• Excerpted records:
★ ★ ★ ★ ★
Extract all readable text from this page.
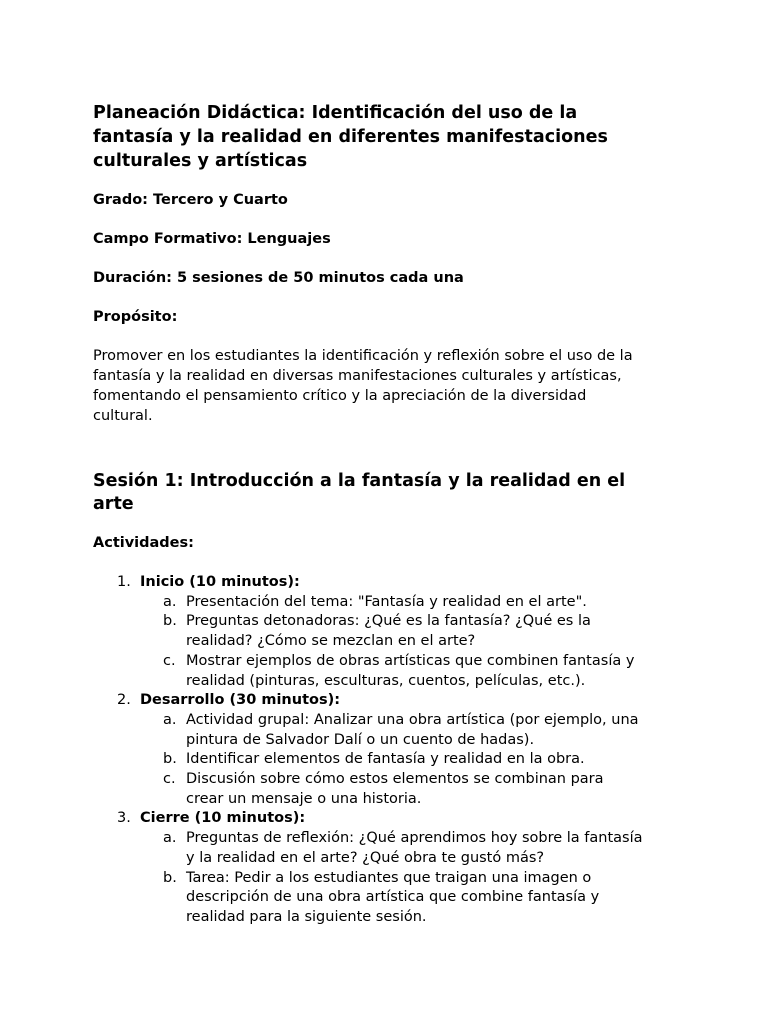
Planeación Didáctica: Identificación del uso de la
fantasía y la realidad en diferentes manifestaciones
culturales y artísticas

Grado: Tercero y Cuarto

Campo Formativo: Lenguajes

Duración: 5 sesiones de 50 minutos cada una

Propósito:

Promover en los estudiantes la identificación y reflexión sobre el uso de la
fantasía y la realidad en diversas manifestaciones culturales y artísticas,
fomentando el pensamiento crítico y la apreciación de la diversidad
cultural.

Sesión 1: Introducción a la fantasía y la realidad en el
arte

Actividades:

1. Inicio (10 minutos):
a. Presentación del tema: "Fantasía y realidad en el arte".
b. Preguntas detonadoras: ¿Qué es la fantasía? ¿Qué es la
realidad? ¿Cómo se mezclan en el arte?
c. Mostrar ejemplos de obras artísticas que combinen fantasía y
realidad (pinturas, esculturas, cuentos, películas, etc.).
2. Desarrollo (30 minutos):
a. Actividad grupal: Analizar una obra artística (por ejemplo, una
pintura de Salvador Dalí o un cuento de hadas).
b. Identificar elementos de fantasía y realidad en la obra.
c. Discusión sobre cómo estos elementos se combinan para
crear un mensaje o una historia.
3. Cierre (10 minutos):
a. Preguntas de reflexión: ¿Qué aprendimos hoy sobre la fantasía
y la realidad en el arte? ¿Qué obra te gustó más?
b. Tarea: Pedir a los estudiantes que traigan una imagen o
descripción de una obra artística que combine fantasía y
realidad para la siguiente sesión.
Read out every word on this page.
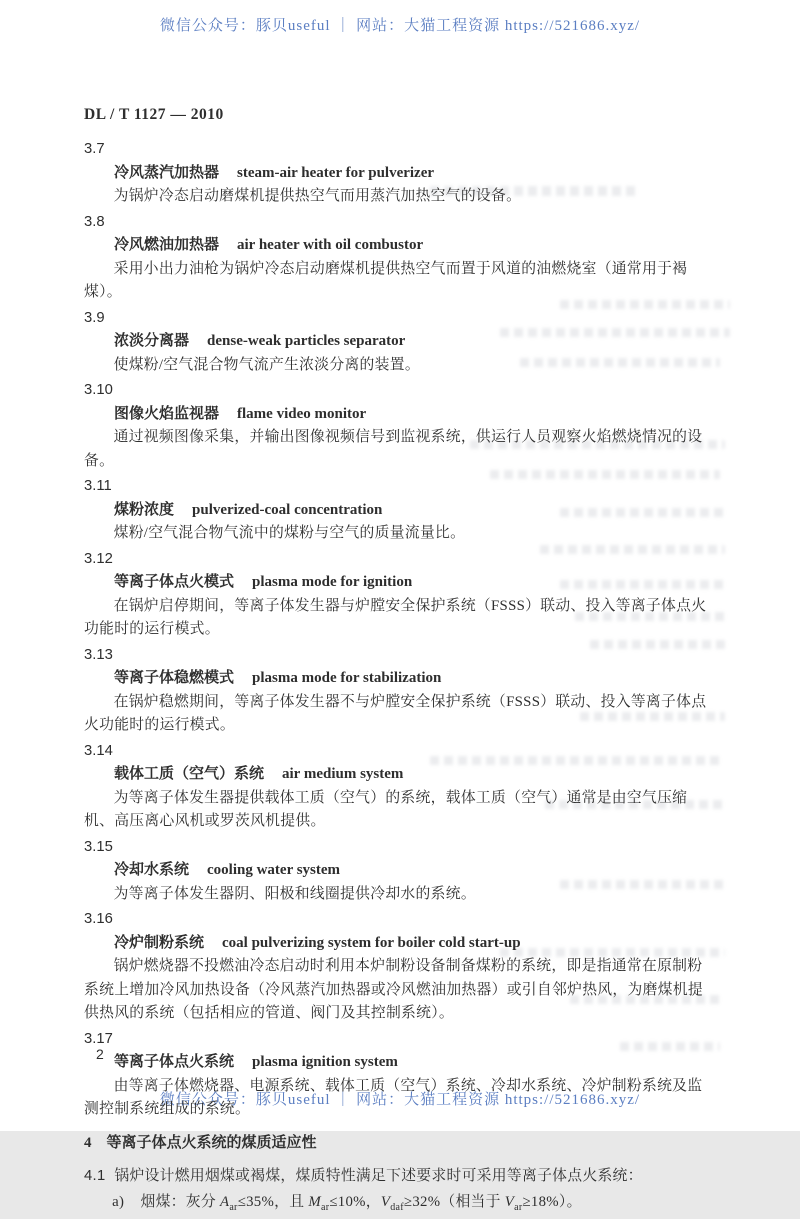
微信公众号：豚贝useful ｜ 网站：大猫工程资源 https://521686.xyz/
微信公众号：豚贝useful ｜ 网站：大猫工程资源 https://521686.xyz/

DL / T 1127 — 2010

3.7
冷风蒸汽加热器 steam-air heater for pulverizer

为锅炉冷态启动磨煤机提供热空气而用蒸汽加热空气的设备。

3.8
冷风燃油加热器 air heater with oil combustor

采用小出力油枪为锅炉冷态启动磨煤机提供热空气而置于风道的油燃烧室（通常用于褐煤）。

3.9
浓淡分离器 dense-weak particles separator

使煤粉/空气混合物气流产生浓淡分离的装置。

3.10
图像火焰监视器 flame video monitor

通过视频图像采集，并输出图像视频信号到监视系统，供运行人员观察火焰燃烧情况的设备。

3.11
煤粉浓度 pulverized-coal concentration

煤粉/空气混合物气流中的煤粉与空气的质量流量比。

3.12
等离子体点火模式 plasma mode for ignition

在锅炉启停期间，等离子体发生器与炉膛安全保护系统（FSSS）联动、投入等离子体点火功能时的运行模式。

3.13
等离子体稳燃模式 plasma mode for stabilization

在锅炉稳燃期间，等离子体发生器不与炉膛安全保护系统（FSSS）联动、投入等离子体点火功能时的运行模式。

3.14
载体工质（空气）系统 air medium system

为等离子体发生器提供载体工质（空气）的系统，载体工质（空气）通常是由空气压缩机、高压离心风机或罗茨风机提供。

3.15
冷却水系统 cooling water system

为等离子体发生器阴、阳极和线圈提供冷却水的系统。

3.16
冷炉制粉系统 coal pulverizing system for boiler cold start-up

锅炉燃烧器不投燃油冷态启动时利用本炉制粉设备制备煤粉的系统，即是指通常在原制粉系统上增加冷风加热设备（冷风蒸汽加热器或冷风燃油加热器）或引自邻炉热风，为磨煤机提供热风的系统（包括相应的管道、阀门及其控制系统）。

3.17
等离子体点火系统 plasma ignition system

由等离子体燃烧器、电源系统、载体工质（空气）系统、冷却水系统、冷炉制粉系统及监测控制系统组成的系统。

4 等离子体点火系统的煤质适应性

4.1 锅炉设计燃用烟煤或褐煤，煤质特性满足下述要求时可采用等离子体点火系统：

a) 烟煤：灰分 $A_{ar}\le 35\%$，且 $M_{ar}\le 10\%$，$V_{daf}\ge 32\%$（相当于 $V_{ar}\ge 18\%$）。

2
★ ★ ★ ★ ★
Look through the entries and return every line where "manifestaciones" appears.

• Worked answer:
fantasía y la realidad en diferentes manifestaciones
fantasía y la realidad en diversas manifestaciones culturales y artísticas,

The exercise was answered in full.